CHALLENGE.
Restate the entire listing word for word.
═══ DATA
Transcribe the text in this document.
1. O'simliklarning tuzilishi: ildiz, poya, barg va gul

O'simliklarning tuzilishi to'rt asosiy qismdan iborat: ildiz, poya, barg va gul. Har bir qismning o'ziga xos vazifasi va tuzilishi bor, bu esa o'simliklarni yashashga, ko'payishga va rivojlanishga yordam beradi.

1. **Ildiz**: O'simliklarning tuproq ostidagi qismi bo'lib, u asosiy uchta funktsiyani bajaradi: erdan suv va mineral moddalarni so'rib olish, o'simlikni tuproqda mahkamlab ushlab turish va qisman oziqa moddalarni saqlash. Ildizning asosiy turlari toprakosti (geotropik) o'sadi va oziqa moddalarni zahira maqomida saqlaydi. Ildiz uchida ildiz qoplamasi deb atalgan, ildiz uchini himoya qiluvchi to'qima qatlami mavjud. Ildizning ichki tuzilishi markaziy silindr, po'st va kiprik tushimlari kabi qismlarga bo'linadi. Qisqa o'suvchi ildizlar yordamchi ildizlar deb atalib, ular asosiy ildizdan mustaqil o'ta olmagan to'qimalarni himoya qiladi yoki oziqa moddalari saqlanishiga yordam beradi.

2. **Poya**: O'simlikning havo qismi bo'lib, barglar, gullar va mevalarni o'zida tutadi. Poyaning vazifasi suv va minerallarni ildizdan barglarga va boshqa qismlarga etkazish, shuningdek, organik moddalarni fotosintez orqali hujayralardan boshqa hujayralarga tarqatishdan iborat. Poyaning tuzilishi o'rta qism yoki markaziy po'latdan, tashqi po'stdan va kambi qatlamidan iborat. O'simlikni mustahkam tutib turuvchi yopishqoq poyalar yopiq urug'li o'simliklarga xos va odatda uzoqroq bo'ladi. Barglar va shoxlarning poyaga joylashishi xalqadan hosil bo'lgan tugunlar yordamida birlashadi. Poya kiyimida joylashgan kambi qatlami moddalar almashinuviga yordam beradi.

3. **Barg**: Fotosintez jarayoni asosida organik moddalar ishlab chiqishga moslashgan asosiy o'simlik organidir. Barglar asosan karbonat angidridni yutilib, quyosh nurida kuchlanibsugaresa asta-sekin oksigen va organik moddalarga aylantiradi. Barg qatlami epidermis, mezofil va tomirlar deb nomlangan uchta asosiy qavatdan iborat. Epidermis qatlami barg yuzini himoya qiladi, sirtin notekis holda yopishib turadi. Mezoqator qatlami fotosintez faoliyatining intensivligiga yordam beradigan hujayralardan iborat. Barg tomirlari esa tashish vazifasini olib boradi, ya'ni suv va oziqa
══════
TASK ANSWER.
Transcribe the text in this document.
1. O'simliklarning tuzilishi: ildiz, poya, barg va gul

O'simliklarning tuzilishi to'rt asosiy qismdan iborat: ildiz, poya, barg va gul. Har bir qismning o'ziga xos vazifasi va tuzilishi bor, bu esa o'simliklarni yashashga, ko'payishga va rivojlanishga yordam beradi.

1. **Ildiz**: O'simliklarning tuproq ostidagi qismi bo'lib, u asosiy uchta funktsiyani bajaradi: erdan suv va mineral moddalarni so'rib olish, o'simlikni tuproqda mahkamlab ushlab turish va qisman oziqa moddalarni saqlash. Ildizning asosiy turlari toprakosti (geotropik) o'sadi va oziqa moddalarni zahira maqomida saqlaydi. Ildiz uchida ildiz qoplamasi deb atalgan, ildiz uchini himoya qiluvchi to'qima qatlami mavjud. Ildizning ichki tuzilishi markaziy silindr, po'st va kiprik tushimlari kabi qismlarga bo'linadi. Qisqa o'suvchi ildizlar yordamchi ildizlar deb atalib, ular asosiy ildizdan mustaqil o'ta olmagan to'qimalarni himoya qiladi yoki oziqa moddalari saqlanishiga yordam beradi.

2. **Poya**: O'simlikning havo qismi bo'lib, barglar, gullar va mevalarni o'zida tutadi. Poyaning vazifasi suv va minerallarni ildizdan barglarga va boshqa qismlarga etkazish, shuningdek, organik moddalarni fotosintez orqali hujayralardan boshqa hujayralarga tarqatishdan iborat. Poyaning tuzilishi o'rta qism yoki markaziy po'latdan, tashqi po'stdan va kambi qatlamidan iborat. O'simlikni mustahkam tutib turuvchi yopishqoq poyalar yopiq urug'li o'simliklarga xos va odatda uzoqroq bo'ladi. Barglar va shoxlarning poyaga joylashishi xalqadan hosil bo'lgan tugunlar yordamida birlashadi. Poya kiyimida joylashgan kambi qatlami moddalar almashinuviga yordam beradi.

3. **Barg**: Fotosintez jarayoni asosida organik moddalar ishlab chiqishga moslashgan asosiy o'simlik organidir. Barglar asosan karbonat angidridni yutilib, quyosh nurida kuchlanibsugaresa asta-sekin oksigen va organik moddalarga aylantiradi. Barg qatlami epidermis, mezofil va tomirlar deb nomlangan uchta asosiy qavatdan iborat. Epidermis qatlami barg yuzini himoya qiladi, sirtin notekis holda yopishib turadi. Mezoqator qatlami fotosintez faoliyatining intensivligiga yordam beradigan hujayralardan iborat. Barg tomirlari esa tashish vazifasini olib boradi, ya'ni suv va oziqa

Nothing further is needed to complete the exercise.